►
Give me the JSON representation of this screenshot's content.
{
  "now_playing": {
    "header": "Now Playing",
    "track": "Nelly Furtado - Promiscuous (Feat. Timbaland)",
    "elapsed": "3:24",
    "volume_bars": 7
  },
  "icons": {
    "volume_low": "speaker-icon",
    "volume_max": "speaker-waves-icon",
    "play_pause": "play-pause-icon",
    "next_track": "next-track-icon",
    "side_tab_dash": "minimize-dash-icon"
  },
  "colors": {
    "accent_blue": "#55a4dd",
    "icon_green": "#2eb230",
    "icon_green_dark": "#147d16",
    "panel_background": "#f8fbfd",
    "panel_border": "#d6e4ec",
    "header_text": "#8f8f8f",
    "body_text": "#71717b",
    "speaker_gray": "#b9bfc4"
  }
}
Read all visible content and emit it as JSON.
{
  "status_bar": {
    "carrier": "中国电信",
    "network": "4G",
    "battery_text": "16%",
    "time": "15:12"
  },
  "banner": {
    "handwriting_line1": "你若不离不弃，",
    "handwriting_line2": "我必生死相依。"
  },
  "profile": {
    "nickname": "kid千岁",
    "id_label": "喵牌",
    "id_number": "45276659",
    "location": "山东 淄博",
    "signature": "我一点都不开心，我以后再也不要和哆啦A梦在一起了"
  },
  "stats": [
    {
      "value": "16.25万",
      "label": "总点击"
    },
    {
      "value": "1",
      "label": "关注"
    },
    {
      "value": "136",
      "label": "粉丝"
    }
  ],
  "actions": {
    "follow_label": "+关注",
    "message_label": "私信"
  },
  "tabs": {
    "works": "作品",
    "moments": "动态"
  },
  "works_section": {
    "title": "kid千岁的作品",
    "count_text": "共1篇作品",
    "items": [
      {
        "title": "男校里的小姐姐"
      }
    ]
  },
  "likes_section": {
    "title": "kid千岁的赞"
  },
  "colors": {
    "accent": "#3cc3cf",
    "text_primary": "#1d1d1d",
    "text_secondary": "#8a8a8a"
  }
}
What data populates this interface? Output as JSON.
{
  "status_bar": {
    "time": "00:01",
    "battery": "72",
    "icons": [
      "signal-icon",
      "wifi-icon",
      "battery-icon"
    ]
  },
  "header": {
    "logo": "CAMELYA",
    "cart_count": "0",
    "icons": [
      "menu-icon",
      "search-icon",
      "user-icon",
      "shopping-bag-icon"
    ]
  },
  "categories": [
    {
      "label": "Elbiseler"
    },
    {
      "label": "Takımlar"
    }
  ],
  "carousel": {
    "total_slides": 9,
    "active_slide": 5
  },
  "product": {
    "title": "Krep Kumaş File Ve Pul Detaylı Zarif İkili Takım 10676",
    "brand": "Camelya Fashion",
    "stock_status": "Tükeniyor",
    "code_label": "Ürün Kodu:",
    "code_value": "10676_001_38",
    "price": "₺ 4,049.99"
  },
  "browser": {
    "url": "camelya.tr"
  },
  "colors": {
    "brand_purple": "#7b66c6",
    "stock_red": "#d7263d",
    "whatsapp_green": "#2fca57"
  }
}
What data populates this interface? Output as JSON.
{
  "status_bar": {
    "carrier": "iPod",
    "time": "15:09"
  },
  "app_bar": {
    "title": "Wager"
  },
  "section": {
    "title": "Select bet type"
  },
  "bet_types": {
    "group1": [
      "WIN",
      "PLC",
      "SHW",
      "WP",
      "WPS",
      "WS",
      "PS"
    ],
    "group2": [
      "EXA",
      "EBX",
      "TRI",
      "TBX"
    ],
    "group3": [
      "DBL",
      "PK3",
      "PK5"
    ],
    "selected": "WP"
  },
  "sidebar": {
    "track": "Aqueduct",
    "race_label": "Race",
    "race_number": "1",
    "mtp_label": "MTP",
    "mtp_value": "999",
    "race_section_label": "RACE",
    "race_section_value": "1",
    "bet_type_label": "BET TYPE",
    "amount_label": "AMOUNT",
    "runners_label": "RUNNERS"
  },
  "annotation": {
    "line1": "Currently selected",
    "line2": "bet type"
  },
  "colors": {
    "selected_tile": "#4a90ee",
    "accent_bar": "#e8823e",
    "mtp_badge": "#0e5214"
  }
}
◄
§ GOAL OF THE EXERCISE: Restate the listing above word for word.

§ TASK ANSWER:
Give me the JSON representation of this screenshot's content.
{
  "now_playing": {
    "header": "Now Playing",
    "track": "Nelly Furtado - Promiscuous (Feat. Timbaland)",
    "elapsed": "3:24",
    "volume_bars": 7
  },
  "icons": {
    "volume_low": "speaker-icon",
    "volume_max": "speaker-waves-icon",
    "play_pause": "play-pause-icon",
    "next_track": "next-track-icon",
    "side_tab_dash": "minimize-dash-icon"
  },
  "colors": {
    "accent_blue": "#55a4dd",
    "icon_green": "#2eb230",
    "icon_green_dark": "#147d16",
    "panel_background": "#f8fbfd",
    "panel_border": "#d6e4ec",
    "header_text": "#8f8f8f",
    "body_text": "#71717b",
    "speaker_gray": "#b9bfc4"
  }
}
Read all visible content and emit it as JSON.
{
  "status_bar": {
    "carrier": "中国电信",
    "network": "4G",
    "battery_text": "16%",
    "time": "15:12"
  },
  "banner": {
    "handwriting_line1": "你若不离不弃，",
    "handwriting_line2": "我必生死相依。"
  },
  "profile": {
    "nickname": "kid千岁",
    "id_label": "喵牌",
    "id_number": "45276659",
    "location": "山东 淄博",
    "signature": "我一点都不开心，我以后再也不要和哆啦A梦在一起了"
  },
  "stats": [
    {
      "value": "16.25万",
      "label": "总点击"
    },
    {
      "value": "1",
      "label": "关注"
    },
    {
      "value": "136",
      "label": "粉丝"
    }
  ],
  "actions": {
    "follow_label": "+关注",
    "message_label": "私信"
  },
  "tabs": {
    "works": "作品",
    "moments": "动态"
  },
  "works_section": {
    "title": "kid千岁的作品",
    "count_text": "共1篇作品",
    "items": [
      {
        "title": "男校里的小姐姐"
      }
    ]
  },
  "likes_section": {
    "title": "kid千岁的赞"
  },
  "colors": {
    "accent": "#3cc3cf",
    "text_primary": "#1d1d1d",
    "text_secondary": "#8a8a8a"
  }
}
What data populates this interface? Output as JSON.
{
  "status_bar": {
    "time": "00:01",
    "battery": "72",
    "icons": [
      "signal-icon",
      "wifi-icon",
      "battery-icon"
    ]
  },
  "header": {
    "logo": "CAMELYA",
    "cart_count": "0",
    "icons": [
      "menu-icon",
      "search-icon",
      "user-icon",
      "shopping-bag-icon"
    ]
  },
  "categories": [
    {
      "label": "Elbiseler"
    },
    {
      "label": "Takımlar"
    }
  ],
  "carousel": {
    "total_slides": 9,
    "active_slide": 5
  },
  "product": {
    "title": "Krep Kumaş File Ve Pul Detaylı Zarif İkili Takım 10676",
    "brand": "Camelya Fashion",
    "stock_status": "Tükeniyor",
    "code_label": "Ürün Kodu:",
    "code_value": "10676_001_38",
    "price": "₺ 4,049.99"
  },
  "browser": {
    "url": "camelya.tr"
  },
  "colors": {
    "brand_purple": "#7b66c6",
    "stock_red": "#d7263d",
    "whatsapp_green": "#2fca57"
  }
}
What data populates this interface? Output as JSON.
{
  "status_bar": {
    "carrier": "iPod",
    "time": "15:09"
  },
  "app_bar": {
    "title": "Wager"
  },
  "section": {
    "title": "Select bet type"
  },
  "bet_types": {
    "group1": [
      "WIN",
      "PLC",
      "SHW",
      "WP",
      "WPS",
      "WS",
      "PS"
    ],
    "group2": [
      "EXA",
      "EBX",
      "TRI",
      "TBX"
    ],
    "group3": [
      "DBL",
      "PK3",
      "PK5"
    ],
    "selected": "WP"
  },
  "sidebar": {
    "track": "Aqueduct",
    "race_label": "Race",
    "race_number": "1",
    "mtp_label": "MTP",
    "mtp_value": "999",
    "race_section_label": "RACE",
    "race_section_value": "1",
    "bet_type_label": "BET TYPE",
    "amount_label": "AMOUNT",
    "runners_label": "RUNNERS"
  },
  "annotation": {
    "line1": "Currently selected",
    "line2": "bet type"
  },
  "colors": {
    "selected_tile": "#4a90ee",
    "accent_bar": "#e8823e",
    "mtp_badge": "#0e5214"
  }
}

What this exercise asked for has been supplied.